Data tied to figure images:
** Start **

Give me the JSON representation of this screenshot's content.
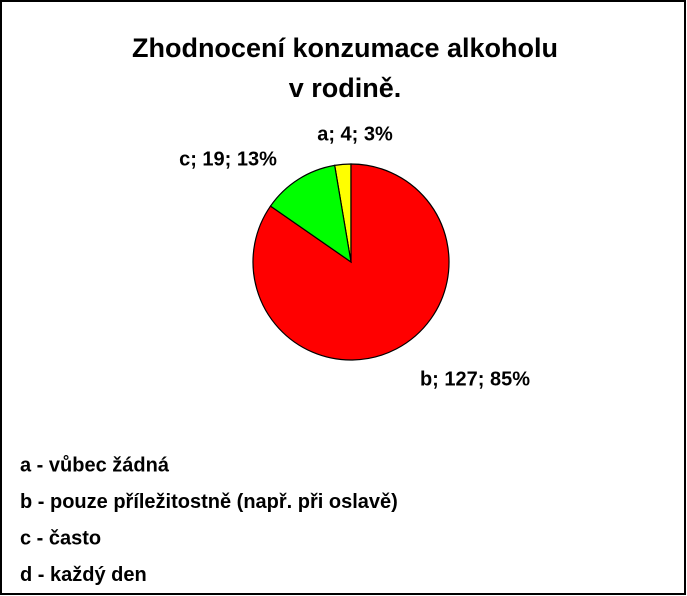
{
  "chart_data": {
    "type": "pie",
    "title": [
      "Zhodnocení konzumace alkoholu",
      "v rodině."
    ],
    "categories": [
      "a",
      "b",
      "c"
    ],
    "values": [
      4,
      127,
      19
    ],
    "value_labels": [
      "a; 4; 3%",
      "b; 127; 85%",
      "c; 19; 13%"
    ],
    "colors": [
      "#ffff00",
      "#ff0000",
      "#00ff00"
    ],
    "legend": [
      "a - vůbec žádná",
      "b - pouze příležitostně (např. při oslavě)",
      "c - často",
      "d - každý den"
    ]
  }
}
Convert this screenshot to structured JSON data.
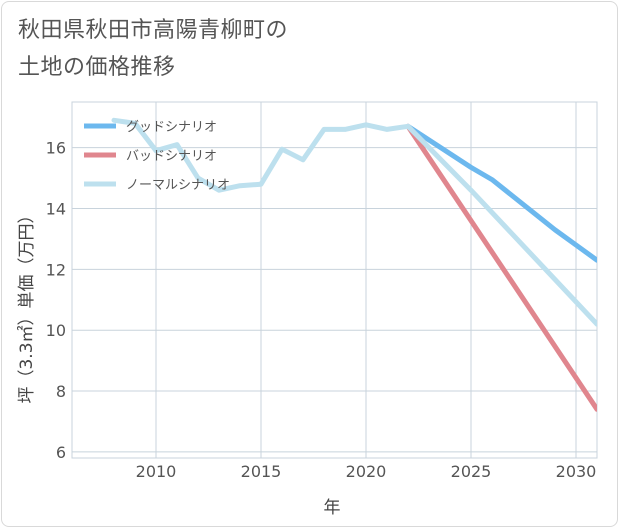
{
  "chart_data": {
    "type": "line",
    "title_line1": "秋田県秋田市高陽青柳町の",
    "title_line2": "土地の価格推移",
    "xlabel": "年",
    "ylabel": "坪（3.3㎡）単価（万円）",
    "xlim": [
      2006,
      2031
    ],
    "ylim": [
      5.8,
      17.5
    ],
    "xticks": [
      2010,
      2015,
      2020,
      2025,
      2030
    ],
    "yticks": [
      6,
      8,
      10,
      12,
      14,
      16
    ],
    "series": [
      {
        "name": "グッドシナリオ",
        "color": "#6cb8ee",
        "x": [
          2022,
          2025,
          2026,
          2027,
          2028,
          2029,
          2030,
          2031
        ],
        "values": [
          16.7,
          15.35,
          14.95,
          14.4,
          13.85,
          13.3,
          12.8,
          12.3
        ]
      },
      {
        "name": "バッドシナリオ",
        "color": "#e0868e",
        "x": [
          2022,
          2031
        ],
        "values": [
          16.7,
          7.4
        ]
      },
      {
        "name": "ノーマルシナリオ",
        "color": "#bde0ee",
        "x": [
          2008,
          2009,
          2010,
          2011,
          2012,
          2013,
          2014,
          2015,
          2016,
          2017,
          2018,
          2019,
          2020,
          2021,
          2022,
          2025,
          2031
        ],
        "values": [
          16.9,
          16.8,
          15.9,
          16.1,
          15.0,
          14.6,
          14.75,
          14.8,
          15.95,
          15.6,
          16.6,
          16.6,
          16.75,
          16.6,
          16.7,
          14.6,
          10.2
        ]
      }
    ]
  }
}
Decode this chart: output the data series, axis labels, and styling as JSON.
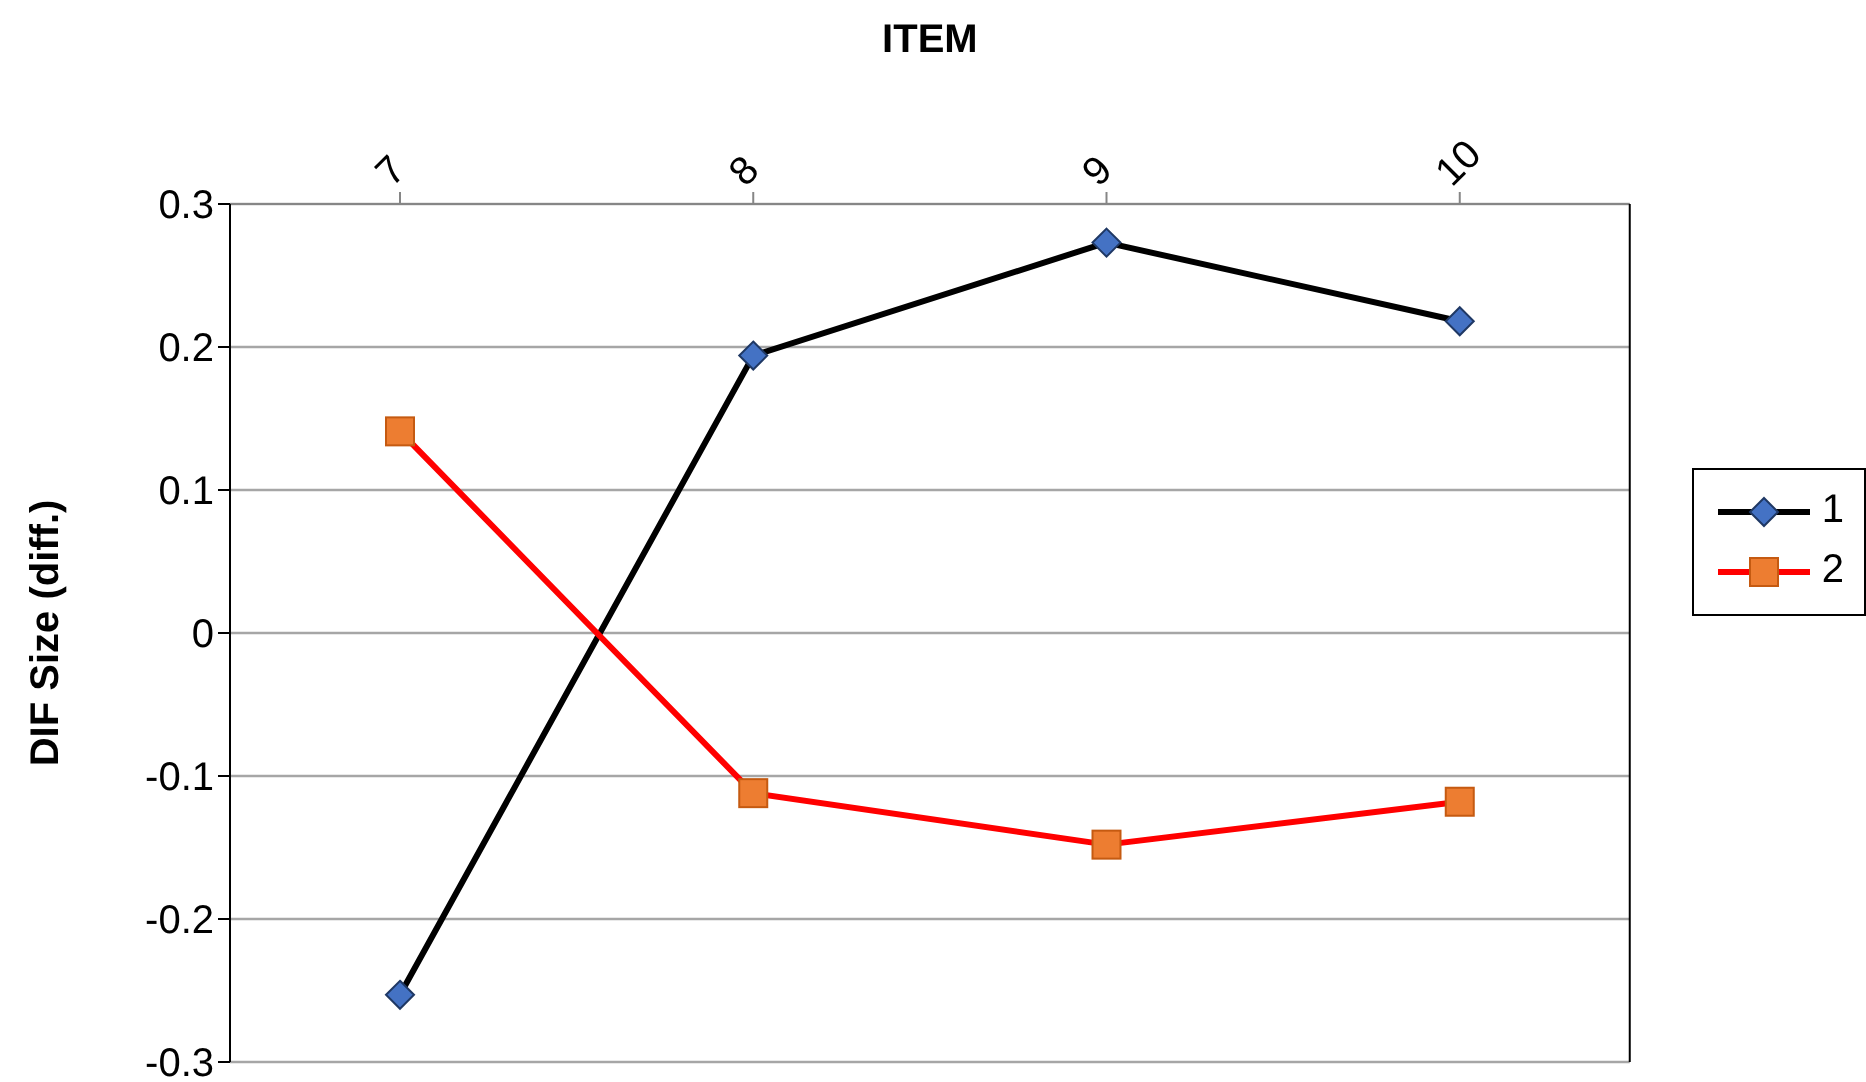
{
  "chart_data": {
    "type": "line",
    "xlabel": "ITEM",
    "ylabel": "DIF Size (diff.)",
    "categories": [
      "7",
      "8",
      "9",
      "10"
    ],
    "series": [
      {
        "name": "1",
        "color": "#000000",
        "marker": "diamond",
        "values": [
          -0.253,
          0.194,
          0.273,
          0.218
        ]
      },
      {
        "name": "2",
        "color": "#ff0000",
        "marker": "square",
        "values": [
          0.141,
          -0.112,
          -0.148,
          -0.118
        ]
      }
    ],
    "ylim": [
      -0.3,
      0.3
    ],
    "yticks": [
      -0.3,
      -0.2,
      -0.1,
      0,
      0.1,
      0.2,
      0.3
    ],
    "grid": "y",
    "legend": "right"
  }
}
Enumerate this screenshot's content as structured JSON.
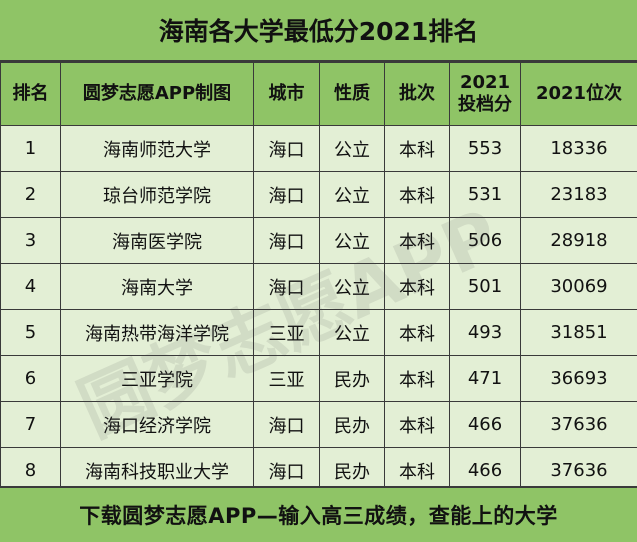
{
  "title": "海南各大学最低分2021排名",
  "headers": [
    "排名",
    "圆梦志愿APP制图",
    "城市",
    "性质",
    "批次",
    "2021\n投档分",
    "2021位次"
  ],
  "header_score_line1": "2021",
  "header_score_line2": "投档分",
  "rows": [
    {
      "rank": "1",
      "school": "海南师范大学",
      "city": "海口",
      "type": "公立",
      "batch": "本科",
      "score": "553",
      "position": "18336"
    },
    {
      "rank": "2",
      "school": "琼台师范学院",
      "city": "海口",
      "type": "公立",
      "batch": "本科",
      "score": "531",
      "position": "23183"
    },
    {
      "rank": "3",
      "school": "海南医学院",
      "city": "海口",
      "type": "公立",
      "batch": "本科",
      "score": "506",
      "position": "28918"
    },
    {
      "rank": "4",
      "school": "海南大学",
      "city": "海口",
      "type": "公立",
      "batch": "本科",
      "score": "501",
      "position": "30069"
    },
    {
      "rank": "5",
      "school": "海南热带海洋学院",
      "city": "三亚",
      "type": "公立",
      "batch": "本科",
      "score": "493",
      "position": "31851"
    },
    {
      "rank": "6",
      "school": "三亚学院",
      "city": "三亚",
      "type": "民办",
      "batch": "本科",
      "score": "471",
      "position": "36693"
    },
    {
      "rank": "7",
      "school": "海口经济学院",
      "city": "海口",
      "type": "民办",
      "batch": "本科",
      "score": "466",
      "position": "37636"
    },
    {
      "rank": "8",
      "school": "海南科技职业大学",
      "city": "海口",
      "type": "民办",
      "batch": "本科",
      "score": "466",
      "position": "37636"
    }
  ],
  "footer": "下载圆梦志愿APP—输入高三成绩，查能上的大学",
  "watermark": "圆梦志愿APP",
  "colors": {
    "header_bg": "#8fc466",
    "row_bg": "#e3efd5",
    "border": "#3a3a3a"
  }
}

** End **

STATED PROBLEM: Quote each entry above verbatim and drop the pictures.

TASK ANSWER:
Give me the JSON representation of this screenshot's content.
{
  "chart_data": {
    "type": "pie",
    "title": [
      "Zhodnocení konzumace alkoholu",
      "v rodině."
    ],
    "categories": [
      "a",
      "b",
      "c"
    ],
    "values": [
      4,
      127,
      19
    ],
    "value_labels": [
      "a; 4; 3%",
      "b; 127; 85%",
      "c; 19; 13%"
    ],
    "colors": [
      "#ffff00",
      "#ff0000",
      "#00ff00"
    ],
    "legend": [
      "a - vůbec žádná",
      "b - pouze příležitostně (např. při oslavě)",
      "c - často",
      "d - každý den"
    ]
  }
}
Convert this screenshot to structured JSON data.
{
  "chart_data": {
    "type": "line",
    "title_line1": "秋田県秋田市高陽青柳町の",
    "title_line2": "土地の価格推移",
    "xlabel": "年",
    "ylabel": "坪（3.3㎡）単価（万円）",
    "xlim": [
      2006,
      2031
    ],
    "ylim": [
      5.8,
      17.5
    ],
    "xticks": [
      2010,
      2015,
      2020,
      2025,
      2030
    ],
    "yticks": [
      6,
      8,
      10,
      12,
      14,
      16
    ],
    "series": [
      {
        "name": "グッドシナリオ",
        "color": "#6cb8ee",
        "x": [
          2022,
          2025,
          2026,
          2027,
          2028,
          2029,
          2030,
          2031
        ],
        "values": [
          16.7,
          15.35,
          14.95,
          14.4,
          13.85,
          13.3,
          12.8,
          12.3
        ]
      },
      {
        "name": "バッドシナリオ",
        "color": "#e0868e",
        "x": [
          2022,
          2031
        ],
        "values": [
          16.7,
          7.4
        ]
      },
      {
        "name": "ノーマルシナリオ",
        "color": "#bde0ee",
        "x": [
          2008,
          2009,
          2010,
          2011,
          2012,
          2013,
          2014,
          2015,
          2016,
          2017,
          2018,
          2019,
          2020,
          2021,
          2022,
          2025,
          2031
        ],
        "values": [
          16.9,
          16.8,
          15.9,
          16.1,
          15.0,
          14.6,
          14.75,
          14.8,
          15.95,
          15.6,
          16.6,
          16.6,
          16.75,
          16.6,
          16.7,
          14.6,
          10.2
        ]
      }
    ]
  }
}
Decode this chart: output the data series, axis labels, and styling as JSON.
{
  "chart_data": {
    "type": "line",
    "xlabel": "ITEM",
    "ylabel": "DIF Size (diff.)",
    "categories": [
      "7",
      "8",
      "9",
      "10"
    ],
    "series": [
      {
        "name": "1",
        "color": "#000000",
        "marker": "diamond",
        "values": [
          -0.253,
          0.194,
          0.273,
          0.218
        ]
      },
      {
        "name": "2",
        "color": "#ff0000",
        "marker": "square",
        "values": [
          0.141,
          -0.112,
          -0.148,
          -0.118
        ]
      }
    ],
    "ylim": [
      -0.3,
      0.3
    ],
    "yticks": [
      -0.3,
      -0.2,
      -0.1,
      0,
      0.1,
      0.2,
      0.3
    ],
    "grid": "y",
    "legend": "right"
  }
}
Enumerate this screenshot's content as structured JSON.
{
  "title": "海南各大学最低分2021排名",
  "headers": [
    "排名",
    "圆梦志愿APP制图",
    "城市",
    "性质",
    "批次",
    "2021\n投档分",
    "2021位次"
  ],
  "header_score_line1": "2021",
  "header_score_line2": "投档分",
  "rows": [
    {
      "rank": "1",
      "school": "海南师范大学",
      "city": "海口",
      "type": "公立",
      "batch": "本科",
      "score": "553",
      "position": "18336"
    },
    {
      "rank": "2",
      "school": "琼台师范学院",
      "city": "海口",
      "type": "公立",
      "batch": "本科",
      "score": "531",
      "position": "23183"
    },
    {
      "rank": "3",
      "school": "海南医学院",
      "city": "海口",
      "type": "公立",
      "batch": "本科",
      "score": "506",
      "position": "28918"
    },
    {
      "rank": "4",
      "school": "海南大学",
      "city": "海口",
      "type": "公立",
      "batch": "本科",
      "score": "501",
      "position": "30069"
    },
    {
      "rank": "5",
      "school": "海南热带海洋学院",
      "city": "三亚",
      "type": "公立",
      "batch": "本科",
      "score": "493",
      "position": "31851"
    },
    {
      "rank": "6",
      "school": "三亚学院",
      "city": "三亚",
      "type": "民办",
      "batch": "本科",
      "score": "471",
      "position": "36693"
    },
    {
      "rank": "7",
      "school": "海口经济学院",
      "city": "海口",
      "type": "民办",
      "batch": "本科",
      "score": "466",
      "position": "37636"
    },
    {
      "rank": "8",
      "school": "海南科技职业大学",
      "city": "海口",
      "type": "民办",
      "batch": "本科",
      "score": "466",
      "position": "37636"
    }
  ],
  "footer": "下载圆梦志愿APP—输入高三成绩，查能上的大学",
  "watermark": "圆梦志愿APP",
  "colors": {
    "header_bg": "#8fc466",
    "row_bg": "#e3efd5",
    "border": "#3a3a3a"
  }
}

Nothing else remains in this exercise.